--- DATA SECTION ---

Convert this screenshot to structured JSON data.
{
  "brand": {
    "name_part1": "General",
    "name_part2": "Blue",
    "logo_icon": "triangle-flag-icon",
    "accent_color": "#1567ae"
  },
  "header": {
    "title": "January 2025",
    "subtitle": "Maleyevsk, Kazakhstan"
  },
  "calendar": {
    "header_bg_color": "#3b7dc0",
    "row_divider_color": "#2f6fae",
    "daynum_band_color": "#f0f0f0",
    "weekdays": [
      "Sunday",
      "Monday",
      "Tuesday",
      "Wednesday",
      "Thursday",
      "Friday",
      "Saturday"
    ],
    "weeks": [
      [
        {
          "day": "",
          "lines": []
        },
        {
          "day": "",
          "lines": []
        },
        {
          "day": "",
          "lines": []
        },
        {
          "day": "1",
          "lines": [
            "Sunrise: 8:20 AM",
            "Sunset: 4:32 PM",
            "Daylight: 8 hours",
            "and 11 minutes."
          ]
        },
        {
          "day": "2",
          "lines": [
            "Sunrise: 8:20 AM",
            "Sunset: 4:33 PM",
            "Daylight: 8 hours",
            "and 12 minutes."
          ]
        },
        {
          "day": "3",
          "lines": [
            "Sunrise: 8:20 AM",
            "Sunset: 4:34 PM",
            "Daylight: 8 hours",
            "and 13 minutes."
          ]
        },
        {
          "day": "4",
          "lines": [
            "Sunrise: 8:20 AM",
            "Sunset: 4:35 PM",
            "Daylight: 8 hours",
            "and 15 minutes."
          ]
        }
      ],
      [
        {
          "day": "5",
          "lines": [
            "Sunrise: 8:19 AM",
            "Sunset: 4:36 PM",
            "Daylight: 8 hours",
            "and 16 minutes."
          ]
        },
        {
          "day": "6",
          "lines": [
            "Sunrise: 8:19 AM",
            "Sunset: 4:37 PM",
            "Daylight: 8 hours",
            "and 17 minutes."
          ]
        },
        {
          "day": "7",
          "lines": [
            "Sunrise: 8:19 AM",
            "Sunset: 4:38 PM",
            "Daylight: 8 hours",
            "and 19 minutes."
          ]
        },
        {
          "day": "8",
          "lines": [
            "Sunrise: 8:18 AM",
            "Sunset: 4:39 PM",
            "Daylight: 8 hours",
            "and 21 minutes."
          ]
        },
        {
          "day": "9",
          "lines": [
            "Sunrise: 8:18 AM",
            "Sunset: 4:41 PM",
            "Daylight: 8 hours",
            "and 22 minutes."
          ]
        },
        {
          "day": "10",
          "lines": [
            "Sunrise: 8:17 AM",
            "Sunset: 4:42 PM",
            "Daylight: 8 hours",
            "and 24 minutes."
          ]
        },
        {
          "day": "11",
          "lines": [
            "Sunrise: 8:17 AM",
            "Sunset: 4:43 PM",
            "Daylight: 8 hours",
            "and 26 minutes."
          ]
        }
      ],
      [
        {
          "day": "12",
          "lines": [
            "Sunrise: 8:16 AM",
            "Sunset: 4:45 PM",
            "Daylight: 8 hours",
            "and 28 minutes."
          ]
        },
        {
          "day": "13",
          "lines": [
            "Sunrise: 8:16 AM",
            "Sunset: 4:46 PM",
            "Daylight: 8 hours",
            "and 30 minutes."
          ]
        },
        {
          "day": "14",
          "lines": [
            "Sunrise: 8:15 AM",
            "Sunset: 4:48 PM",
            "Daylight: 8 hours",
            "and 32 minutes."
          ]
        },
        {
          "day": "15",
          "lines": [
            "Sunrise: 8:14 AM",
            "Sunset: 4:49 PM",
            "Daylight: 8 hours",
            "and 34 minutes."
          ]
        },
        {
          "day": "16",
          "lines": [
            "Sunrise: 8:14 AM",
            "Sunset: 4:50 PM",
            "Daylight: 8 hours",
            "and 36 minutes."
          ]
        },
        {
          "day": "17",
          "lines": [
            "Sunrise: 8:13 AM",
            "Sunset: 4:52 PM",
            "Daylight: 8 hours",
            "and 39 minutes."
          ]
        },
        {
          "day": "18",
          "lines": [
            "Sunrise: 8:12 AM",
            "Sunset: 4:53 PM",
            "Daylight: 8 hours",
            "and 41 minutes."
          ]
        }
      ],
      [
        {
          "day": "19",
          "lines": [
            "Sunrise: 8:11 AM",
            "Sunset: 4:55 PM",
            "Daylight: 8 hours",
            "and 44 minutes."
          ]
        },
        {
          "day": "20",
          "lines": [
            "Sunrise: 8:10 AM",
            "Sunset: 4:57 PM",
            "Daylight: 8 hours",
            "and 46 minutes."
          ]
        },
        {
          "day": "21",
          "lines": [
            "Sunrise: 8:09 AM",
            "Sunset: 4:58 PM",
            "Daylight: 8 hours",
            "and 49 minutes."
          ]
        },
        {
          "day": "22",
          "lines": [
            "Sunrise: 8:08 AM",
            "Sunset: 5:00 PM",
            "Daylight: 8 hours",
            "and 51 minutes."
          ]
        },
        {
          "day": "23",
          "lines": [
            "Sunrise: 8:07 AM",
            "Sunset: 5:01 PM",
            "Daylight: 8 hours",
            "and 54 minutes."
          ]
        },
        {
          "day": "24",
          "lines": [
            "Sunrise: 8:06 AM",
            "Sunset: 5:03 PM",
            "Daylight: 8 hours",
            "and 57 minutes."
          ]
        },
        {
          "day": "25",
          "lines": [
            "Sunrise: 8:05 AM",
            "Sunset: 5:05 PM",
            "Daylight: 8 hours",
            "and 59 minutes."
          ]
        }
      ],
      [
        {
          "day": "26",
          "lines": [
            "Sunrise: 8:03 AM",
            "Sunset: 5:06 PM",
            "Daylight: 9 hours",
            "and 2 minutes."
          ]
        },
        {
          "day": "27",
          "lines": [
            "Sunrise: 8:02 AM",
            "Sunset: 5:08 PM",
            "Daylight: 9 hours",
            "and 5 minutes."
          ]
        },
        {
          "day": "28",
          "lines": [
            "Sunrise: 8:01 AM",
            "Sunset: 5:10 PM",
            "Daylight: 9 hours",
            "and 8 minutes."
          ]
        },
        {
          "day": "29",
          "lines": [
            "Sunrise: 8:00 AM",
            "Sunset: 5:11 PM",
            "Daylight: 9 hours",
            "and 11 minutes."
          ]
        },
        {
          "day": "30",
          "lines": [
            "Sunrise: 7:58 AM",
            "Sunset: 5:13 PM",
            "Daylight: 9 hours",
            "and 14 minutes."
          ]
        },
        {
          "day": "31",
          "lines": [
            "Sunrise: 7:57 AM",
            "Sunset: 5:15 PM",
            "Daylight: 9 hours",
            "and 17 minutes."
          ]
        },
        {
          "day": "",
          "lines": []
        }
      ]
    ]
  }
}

---

- GOAL OF THE EXERCISE
Please restate the data word for word, every record included.

- FULL ANSWER
Convert this screenshot to structured JSON data.
{
  "brand": {
    "name_part1": "General",
    "name_part2": "Blue",
    "logo_icon": "triangle-flag-icon",
    "accent_color": "#1567ae"
  },
  "header": {
    "title": "January 2025",
    "subtitle": "Maleyevsk, Kazakhstan"
  },
  "calendar": {
    "header_bg_color": "#3b7dc0",
    "row_divider_color": "#2f6fae",
    "daynum_band_color": "#f0f0f0",
    "weekdays": [
      "Sunday",
      "Monday",
      "Tuesday",
      "Wednesday",
      "Thursday",
      "Friday",
      "Saturday"
    ],
    "weeks": [
      [
        {
          "day": "",
          "lines": []
        },
        {
          "day": "",
          "lines": []
        },
        {
          "day": "",
          "lines": []
        },
        {
          "day": "1",
          "lines": [
            "Sunrise: 8:20 AM",
            "Sunset: 4:32 PM",
            "Daylight: 8 hours",
            "and 11 minutes."
          ]
        },
        {
          "day": "2",
          "lines": [
            "Sunrise: 8:20 AM",
            "Sunset: 4:33 PM",
            "Daylight: 8 hours",
            "and 12 minutes."
          ]
        },
        {
          "day": "3",
          "lines": [
            "Sunrise: 8:20 AM",
            "Sunset: 4:34 PM",
            "Daylight: 8 hours",
            "and 13 minutes."
          ]
        },
        {
          "day": "4",
          "lines": [
            "Sunrise: 8:20 AM",
            "Sunset: 4:35 PM",
            "Daylight: 8 hours",
            "and 15 minutes."
          ]
        }
      ],
      [
        {
          "day": "5",
          "lines": [
            "Sunrise: 8:19 AM",
            "Sunset: 4:36 PM",
            "Daylight: 8 hours",
            "and 16 minutes."
          ]
        },
        {
          "day": "6",
          "lines": [
            "Sunrise: 8:19 AM",
            "Sunset: 4:37 PM",
            "Daylight: 8 hours",
            "and 17 minutes."
          ]
        },
        {
          "day": "7",
          "lines": [
            "Sunrise: 8:19 AM",
            "Sunset: 4:38 PM",
            "Daylight: 8 hours",
            "and 19 minutes."
          ]
        },
        {
          "day": "8",
          "lines": [
            "Sunrise: 8:18 AM",
            "Sunset: 4:39 PM",
            "Daylight: 8 hours",
            "and 21 minutes."
          ]
        },
        {
          "day": "9",
          "lines": [
            "Sunrise: 8:18 AM",
            "Sunset: 4:41 PM",
            "Daylight: 8 hours",
            "and 22 minutes."
          ]
        },
        {
          "day": "10",
          "lines": [
            "Sunrise: 8:17 AM",
            "Sunset: 4:42 PM",
            "Daylight: 8 hours",
            "and 24 minutes."
          ]
        },
        {
          "day": "11",
          "lines": [
            "Sunrise: 8:17 AM",
            "Sunset: 4:43 PM",
            "Daylight: 8 hours",
            "and 26 minutes."
          ]
        }
      ],
      [
        {
          "day": "12",
          "lines": [
            "Sunrise: 8:16 AM",
            "Sunset: 4:45 PM",
            "Daylight: 8 hours",
            "and 28 minutes."
          ]
        },
        {
          "day": "13",
          "lines": [
            "Sunrise: 8:16 AM",
            "Sunset: 4:46 PM",
            "Daylight: 8 hours",
            "and 30 minutes."
          ]
        },
        {
          "day": "14",
          "lines": [
            "Sunrise: 8:15 AM",
            "Sunset: 4:48 PM",
            "Daylight: 8 hours",
            "and 32 minutes."
          ]
        },
        {
          "day": "15",
          "lines": [
            "Sunrise: 8:14 AM",
            "Sunset: 4:49 PM",
            "Daylight: 8 hours",
            "and 34 minutes."
          ]
        },
        {
          "day": "16",
          "lines": [
            "Sunrise: 8:14 AM",
            "Sunset: 4:50 PM",
            "Daylight: 8 hours",
            "and 36 minutes."
          ]
        },
        {
          "day": "17",
          "lines": [
            "Sunrise: 8:13 AM",
            "Sunset: 4:52 PM",
            "Daylight: 8 hours",
            "and 39 minutes."
          ]
        },
        {
          "day": "18",
          "lines": [
            "Sunrise: 8:12 AM",
            "Sunset: 4:53 PM",
            "Daylight: 8 hours",
            "and 41 minutes."
          ]
        }
      ],
      [
        {
          "day": "19",
          "lines": [
            "Sunrise: 8:11 AM",
            "Sunset: 4:55 PM",
            "Daylight: 8 hours",
            "and 44 minutes."
          ]
        },
        {
          "day": "20",
          "lines": [
            "Sunrise: 8:10 AM",
            "Sunset: 4:57 PM",
            "Daylight: 8 hours",
            "and 46 minutes."
          ]
        },
        {
          "day": "21",
          "lines": [
            "Sunrise: 8:09 AM",
            "Sunset: 4:58 PM",
            "Daylight: 8 hours",
            "and 49 minutes."
          ]
        },
        {
          "day": "22",
          "lines": [
            "Sunrise: 8:08 AM",
            "Sunset: 5:00 PM",
            "Daylight: 8 hours",
            "and 51 minutes."
          ]
        },
        {
          "day": "23",
          "lines": [
            "Sunrise: 8:07 AM",
            "Sunset: 5:01 PM",
            "Daylight: 8 hours",
            "and 54 minutes."
          ]
        },
        {
          "day": "24",
          "lines": [
            "Sunrise: 8:06 AM",
            "Sunset: 5:03 PM",
            "Daylight: 8 hours",
            "and 57 minutes."
          ]
        },
        {
          "day": "25",
          "lines": [
            "Sunrise: 8:05 AM",
            "Sunset: 5:05 PM",
            "Daylight: 8 hours",
            "and 59 minutes."
          ]
        }
      ],
      [
        {
          "day": "26",
          "lines": [
            "Sunrise: 8:03 AM",
            "Sunset: 5:06 PM",
            "Daylight: 9 hours",
            "and 2 minutes."
          ]
        },
        {
          "day": "27",
          "lines": [
            "Sunrise: 8:02 AM",
            "Sunset: 5:08 PM",
            "Daylight: 9 hours",
            "and 5 minutes."
          ]
        },
        {
          "day": "28",
          "lines": [
            "Sunrise: 8:01 AM",
            "Sunset: 5:10 PM",
            "Daylight: 9 hours",
            "and 8 minutes."
          ]
        },
        {
          "day": "29",
          "lines": [
            "Sunrise: 8:00 AM",
            "Sunset: 5:11 PM",
            "Daylight: 9 hours",
            "and 11 minutes."
          ]
        },
        {
          "day": "30",
          "lines": [
            "Sunrise: 7:58 AM",
            "Sunset: 5:13 PM",
            "Daylight: 9 hours",
            "and 14 minutes."
          ]
        },
        {
          "day": "31",
          "lines": [
            "Sunrise: 7:57 AM",
            "Sunset: 5:15 PM",
            "Daylight: 9 hours",
            "and 17 minutes."
          ]
        },
        {
          "day": "",
          "lines": []
        }
      ]
    ]
  }
}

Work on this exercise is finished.